• **Study text**
★ ★ ★ ★ ★

Given that subjects who were positive for at least 1 HPV vaccine type (but <4 types) at day 1 had evidence of more frequent and more risky sexual behavior than did the general study population, it was of interest to determine whether these subjects were at higher risk for acquisition of a new infection with an HPV vaccine type than were subjects who were naive for all 4 HPV vaccine types at day 1. table 4 displays a comparison of event rates between the placebo arms of the 2 populations. As expected, subjects who were positive for at least 1 HPV vaccine type at baseline had slightly higher rates of acquisition of new HPV-related cervical, vulvar, and vaginal diseases.
 
Among women positive for HPV-6, -11, -16, or -18 at enrollment, vaccine efficacy was 100% (95% CI, 79%-100%) for the prevention of CIN2, CIN3, and AIS-lesions that represent true precursors of squamous cell and adenocarcinoma of the cervix. The observed quadrivalent vaccine efficacy for the prevention of all CIN due to the remaining HPV types in this population was 91% (95% CI, 76%-98%) (table 5) after an average of 3 years of follow-up. All 4 cases of CIN in the vaccine group were CIN1 lesions (1 lesion related to each HPV vaccine type; all 4 subjects received all 3 doses of vaccine). One subject who was PCR positive for HPV-18 at day 1 was given a diagnosis of HPV-6-related CIN1 at month 3. Another subject who was PCR positive for HPV-18 at day 1 was given a diagnosis of HPV-16-related CIN1 at month 7. For these 2 subjects, the index infection occurred before completion of the 3-dose vaccination regimen. The remaining 2 subjects received diagnoses of CIN1 lesions at month 12. One subject was seropositive for HPV-6 at baseline and was given a diagnosis of a CIN1 lesion related to HPV-18, and the other subject was PCR positive for HPV-16 at baseline and was given a diagnosis of a CIN1 lesion related to HPV-11.

★ ★ ★ ★ ★

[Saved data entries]
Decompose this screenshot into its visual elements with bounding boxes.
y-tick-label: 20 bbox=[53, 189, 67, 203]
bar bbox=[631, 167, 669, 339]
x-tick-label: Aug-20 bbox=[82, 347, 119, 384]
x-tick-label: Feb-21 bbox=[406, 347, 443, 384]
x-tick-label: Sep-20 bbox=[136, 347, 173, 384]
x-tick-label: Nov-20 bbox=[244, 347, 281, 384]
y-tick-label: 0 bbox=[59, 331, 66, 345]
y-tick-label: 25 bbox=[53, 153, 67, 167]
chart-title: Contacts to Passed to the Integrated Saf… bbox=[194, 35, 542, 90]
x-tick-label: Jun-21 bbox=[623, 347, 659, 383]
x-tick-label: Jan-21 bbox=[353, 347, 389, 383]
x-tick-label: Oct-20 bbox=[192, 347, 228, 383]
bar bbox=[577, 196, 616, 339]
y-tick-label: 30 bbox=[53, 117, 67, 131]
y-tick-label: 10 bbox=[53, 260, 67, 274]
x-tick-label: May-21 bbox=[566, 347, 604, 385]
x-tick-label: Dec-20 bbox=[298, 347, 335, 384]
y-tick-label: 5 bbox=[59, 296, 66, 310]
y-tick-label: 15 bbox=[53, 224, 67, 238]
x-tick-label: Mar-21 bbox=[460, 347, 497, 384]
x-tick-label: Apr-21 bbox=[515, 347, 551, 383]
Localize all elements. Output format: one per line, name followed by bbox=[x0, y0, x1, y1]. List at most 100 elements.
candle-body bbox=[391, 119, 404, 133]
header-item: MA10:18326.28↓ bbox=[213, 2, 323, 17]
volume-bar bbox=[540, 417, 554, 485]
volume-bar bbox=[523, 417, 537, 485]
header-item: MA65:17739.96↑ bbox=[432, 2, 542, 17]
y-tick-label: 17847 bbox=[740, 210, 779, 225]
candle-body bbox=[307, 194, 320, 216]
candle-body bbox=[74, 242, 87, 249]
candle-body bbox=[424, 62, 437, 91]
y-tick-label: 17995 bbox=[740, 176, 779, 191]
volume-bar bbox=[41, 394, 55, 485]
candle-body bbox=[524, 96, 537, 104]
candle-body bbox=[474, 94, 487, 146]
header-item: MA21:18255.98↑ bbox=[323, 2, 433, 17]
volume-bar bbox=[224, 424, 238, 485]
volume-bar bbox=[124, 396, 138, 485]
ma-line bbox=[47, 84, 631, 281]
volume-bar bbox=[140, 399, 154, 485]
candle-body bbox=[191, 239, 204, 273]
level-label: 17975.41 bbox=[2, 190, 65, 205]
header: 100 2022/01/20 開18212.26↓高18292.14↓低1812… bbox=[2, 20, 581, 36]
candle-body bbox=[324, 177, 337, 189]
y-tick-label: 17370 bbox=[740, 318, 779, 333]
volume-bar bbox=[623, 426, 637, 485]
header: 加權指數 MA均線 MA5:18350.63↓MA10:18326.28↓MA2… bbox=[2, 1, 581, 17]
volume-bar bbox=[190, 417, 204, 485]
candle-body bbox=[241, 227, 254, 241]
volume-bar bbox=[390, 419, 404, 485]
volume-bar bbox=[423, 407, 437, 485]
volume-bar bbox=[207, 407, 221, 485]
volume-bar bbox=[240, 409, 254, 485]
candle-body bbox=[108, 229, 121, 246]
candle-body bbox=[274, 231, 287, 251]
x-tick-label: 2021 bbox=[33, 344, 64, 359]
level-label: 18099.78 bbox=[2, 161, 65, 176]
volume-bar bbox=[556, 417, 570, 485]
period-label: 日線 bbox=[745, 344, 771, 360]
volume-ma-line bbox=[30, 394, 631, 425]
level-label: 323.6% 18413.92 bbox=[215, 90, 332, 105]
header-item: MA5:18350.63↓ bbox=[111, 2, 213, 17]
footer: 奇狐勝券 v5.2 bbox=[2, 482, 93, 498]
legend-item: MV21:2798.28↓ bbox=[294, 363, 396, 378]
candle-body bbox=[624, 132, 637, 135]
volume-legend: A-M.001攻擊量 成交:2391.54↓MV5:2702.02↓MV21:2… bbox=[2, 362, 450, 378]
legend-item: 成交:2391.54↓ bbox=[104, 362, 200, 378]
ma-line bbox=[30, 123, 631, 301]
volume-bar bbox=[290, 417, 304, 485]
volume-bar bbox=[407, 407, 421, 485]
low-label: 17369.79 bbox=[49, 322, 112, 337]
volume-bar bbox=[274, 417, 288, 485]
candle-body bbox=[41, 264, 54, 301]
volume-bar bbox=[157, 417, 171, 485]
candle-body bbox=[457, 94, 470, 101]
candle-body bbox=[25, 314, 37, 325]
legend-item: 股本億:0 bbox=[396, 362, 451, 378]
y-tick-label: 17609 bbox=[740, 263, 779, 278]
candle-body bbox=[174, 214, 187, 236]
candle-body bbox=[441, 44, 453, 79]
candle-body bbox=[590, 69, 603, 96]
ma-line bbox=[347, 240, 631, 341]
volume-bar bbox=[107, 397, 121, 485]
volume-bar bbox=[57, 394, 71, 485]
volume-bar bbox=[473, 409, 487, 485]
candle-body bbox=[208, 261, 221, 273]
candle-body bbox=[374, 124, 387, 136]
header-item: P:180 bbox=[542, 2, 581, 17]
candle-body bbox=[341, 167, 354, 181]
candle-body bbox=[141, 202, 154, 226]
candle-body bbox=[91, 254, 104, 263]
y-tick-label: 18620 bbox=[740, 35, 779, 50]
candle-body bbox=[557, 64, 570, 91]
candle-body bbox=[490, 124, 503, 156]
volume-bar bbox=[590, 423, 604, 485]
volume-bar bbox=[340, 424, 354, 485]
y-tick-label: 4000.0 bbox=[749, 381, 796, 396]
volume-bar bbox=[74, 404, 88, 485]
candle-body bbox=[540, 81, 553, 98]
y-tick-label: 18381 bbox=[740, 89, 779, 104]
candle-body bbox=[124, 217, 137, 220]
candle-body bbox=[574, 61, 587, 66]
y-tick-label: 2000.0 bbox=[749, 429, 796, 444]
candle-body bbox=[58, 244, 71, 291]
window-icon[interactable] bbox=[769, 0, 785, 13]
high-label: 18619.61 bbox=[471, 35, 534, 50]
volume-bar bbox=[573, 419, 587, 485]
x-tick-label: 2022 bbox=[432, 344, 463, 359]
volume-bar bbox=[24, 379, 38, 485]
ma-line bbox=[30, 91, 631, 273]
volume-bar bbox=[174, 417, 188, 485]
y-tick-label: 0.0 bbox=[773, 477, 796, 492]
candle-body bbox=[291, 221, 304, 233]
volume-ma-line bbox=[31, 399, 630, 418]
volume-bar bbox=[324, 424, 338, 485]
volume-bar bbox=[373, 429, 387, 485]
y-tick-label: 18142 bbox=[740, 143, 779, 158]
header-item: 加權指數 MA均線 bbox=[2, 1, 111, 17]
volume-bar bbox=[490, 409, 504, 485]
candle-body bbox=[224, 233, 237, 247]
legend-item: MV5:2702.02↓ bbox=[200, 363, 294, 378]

★ ★ ★ ★ ★

• **Exercise**
Please extend the passage on quadrivalent HPV vaccine efficacy, picking up after its final sentence. The listing isn't needed for this.

• **Answer to the problem**
In this same population, the efficacy of the quadrivalent vaccine in preventing external anogenital and vaginal lesions was 94% (95% CI, 81%-99%) (table 6). All 3 cases of external anogenital or vaginal lesions in quadrivalent HPV vaccine recipients were HPV-6 related, and none of these lesions were diagnosed as potential precursors of lower genital tract cancer (VIN2/3 or VaIN2/3). One subject was seropositive for HPV-18 at baseline and was diagnosed with VIN1 and condyloma at month 7. The other 2 subjects who developed cases of external genital lesions were PCR positive for HPV-16 at baseline and received a diagnosis of condyloma-1 subject at month 7 and the other at month 24. Thus, in 2 of 3 cases, the infections that resulted in the index events are likely to have occurred before the completion of the 3-dose vaccination regimen.
 
Adverse experiences were compared between the quadrivalent HPV vaccine and placebo groups stratified into 3 cohorts: seropositive and/or PCR positive for >1 HPV type, seropositive regardless of PCR status, and the overall population regardless of serostatus and PCR status (table 7). For each cohort, a higher proportion of subjects given quadrivalent HPV vaccine experienced 1 or more adverse experiences than did those women given placebo, a finding predominantly attributable to injection-site reactions. Systemic adverse experiences, serious adverse experiences, and discontinuation due to adverse experiences were similar between vaccine and placebo recipients within each cohort. Systemic adverse experiences occurring in >2% (days 1-15 after vaccination) of subjects and more frequently in the vaccine group included headache (11.1% vs. 10.7%), pyrexia (5.5% vs. 4.6%), nasopharyngitis (2.6% vs. 2.3%), and nausea (2.9% vs. 2.5%). In the overall population, 4 subjects given quadrivalent vaccine and 2 subjects given placebo had 6 and 4 serious vaccine-related adverse experiences, respectively. Serious vaccine-related adverse experiences in subjects given the quadrivalent HPV vaccine included bronchospasm, gastroenteritis, injection-site movement impairment, injection-site pain, headache, and hypertension. Serious vaccine-related adverse experiences in subjects given placebo include hypersensitivity, chills, headache, and pyrexia.